> Prompt: Below are some records; work out how many of their lines contain "Cortactin" and give the number only.

> Source records:
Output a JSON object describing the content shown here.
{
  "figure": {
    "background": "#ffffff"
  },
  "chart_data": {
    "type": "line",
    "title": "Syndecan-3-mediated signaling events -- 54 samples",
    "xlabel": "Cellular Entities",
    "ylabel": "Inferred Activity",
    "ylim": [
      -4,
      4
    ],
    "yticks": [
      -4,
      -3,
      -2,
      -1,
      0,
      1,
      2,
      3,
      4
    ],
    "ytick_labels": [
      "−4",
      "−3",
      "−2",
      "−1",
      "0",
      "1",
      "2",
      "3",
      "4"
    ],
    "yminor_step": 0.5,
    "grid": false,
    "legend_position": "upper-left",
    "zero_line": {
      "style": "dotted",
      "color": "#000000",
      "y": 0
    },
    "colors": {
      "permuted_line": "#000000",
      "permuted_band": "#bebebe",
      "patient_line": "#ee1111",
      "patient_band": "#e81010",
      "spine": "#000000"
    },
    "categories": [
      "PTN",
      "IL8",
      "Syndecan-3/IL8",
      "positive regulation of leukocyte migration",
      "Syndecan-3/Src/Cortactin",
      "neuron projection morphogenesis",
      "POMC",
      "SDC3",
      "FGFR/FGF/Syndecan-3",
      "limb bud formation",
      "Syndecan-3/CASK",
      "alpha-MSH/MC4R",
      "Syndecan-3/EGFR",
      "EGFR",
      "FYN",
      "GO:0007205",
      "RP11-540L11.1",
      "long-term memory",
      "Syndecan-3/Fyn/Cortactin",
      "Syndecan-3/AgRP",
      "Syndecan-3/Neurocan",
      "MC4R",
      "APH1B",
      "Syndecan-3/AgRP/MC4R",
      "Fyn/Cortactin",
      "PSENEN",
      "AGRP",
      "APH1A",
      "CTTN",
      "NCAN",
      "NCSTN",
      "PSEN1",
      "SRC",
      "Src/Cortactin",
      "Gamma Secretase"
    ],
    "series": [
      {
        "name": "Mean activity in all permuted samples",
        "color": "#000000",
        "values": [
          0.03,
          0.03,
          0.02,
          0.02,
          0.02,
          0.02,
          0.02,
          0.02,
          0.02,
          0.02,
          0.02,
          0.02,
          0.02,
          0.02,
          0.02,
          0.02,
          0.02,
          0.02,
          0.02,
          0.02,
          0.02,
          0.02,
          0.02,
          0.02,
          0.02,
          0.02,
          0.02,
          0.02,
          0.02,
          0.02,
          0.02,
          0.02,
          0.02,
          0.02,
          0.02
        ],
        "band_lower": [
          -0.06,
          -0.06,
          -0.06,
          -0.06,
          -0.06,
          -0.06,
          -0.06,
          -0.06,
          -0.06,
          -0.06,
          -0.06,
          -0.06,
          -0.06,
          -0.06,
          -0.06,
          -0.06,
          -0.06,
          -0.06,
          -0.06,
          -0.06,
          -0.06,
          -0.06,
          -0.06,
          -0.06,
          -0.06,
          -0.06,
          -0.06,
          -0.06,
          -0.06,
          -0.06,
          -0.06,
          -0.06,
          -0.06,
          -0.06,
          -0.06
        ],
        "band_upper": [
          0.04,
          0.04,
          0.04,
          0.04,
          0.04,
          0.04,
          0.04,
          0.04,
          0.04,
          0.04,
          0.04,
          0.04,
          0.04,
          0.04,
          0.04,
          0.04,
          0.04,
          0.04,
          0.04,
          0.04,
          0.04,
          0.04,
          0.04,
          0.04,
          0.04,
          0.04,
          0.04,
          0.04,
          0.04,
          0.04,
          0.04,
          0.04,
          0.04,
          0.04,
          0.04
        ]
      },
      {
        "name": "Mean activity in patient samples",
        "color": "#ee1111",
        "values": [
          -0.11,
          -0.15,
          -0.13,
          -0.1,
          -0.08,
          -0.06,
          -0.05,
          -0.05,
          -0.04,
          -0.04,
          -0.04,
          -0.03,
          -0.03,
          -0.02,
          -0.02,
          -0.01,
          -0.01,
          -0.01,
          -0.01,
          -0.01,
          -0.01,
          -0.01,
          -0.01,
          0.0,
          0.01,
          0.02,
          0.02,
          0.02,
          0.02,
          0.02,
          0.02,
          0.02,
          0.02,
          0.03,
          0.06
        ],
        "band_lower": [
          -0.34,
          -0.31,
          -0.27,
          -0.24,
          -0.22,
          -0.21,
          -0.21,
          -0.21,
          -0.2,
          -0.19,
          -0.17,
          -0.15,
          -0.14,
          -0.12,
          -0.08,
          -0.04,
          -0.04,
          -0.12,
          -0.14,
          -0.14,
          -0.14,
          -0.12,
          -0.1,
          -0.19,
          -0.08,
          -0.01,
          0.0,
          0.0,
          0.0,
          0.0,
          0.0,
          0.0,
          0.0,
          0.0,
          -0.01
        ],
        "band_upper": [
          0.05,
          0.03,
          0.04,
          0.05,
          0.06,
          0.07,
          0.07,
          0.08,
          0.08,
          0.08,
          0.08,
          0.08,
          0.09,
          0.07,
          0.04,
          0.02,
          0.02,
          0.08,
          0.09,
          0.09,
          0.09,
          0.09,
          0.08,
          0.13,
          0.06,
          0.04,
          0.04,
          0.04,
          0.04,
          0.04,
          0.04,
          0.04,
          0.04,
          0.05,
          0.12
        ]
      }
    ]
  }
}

> Task result: 4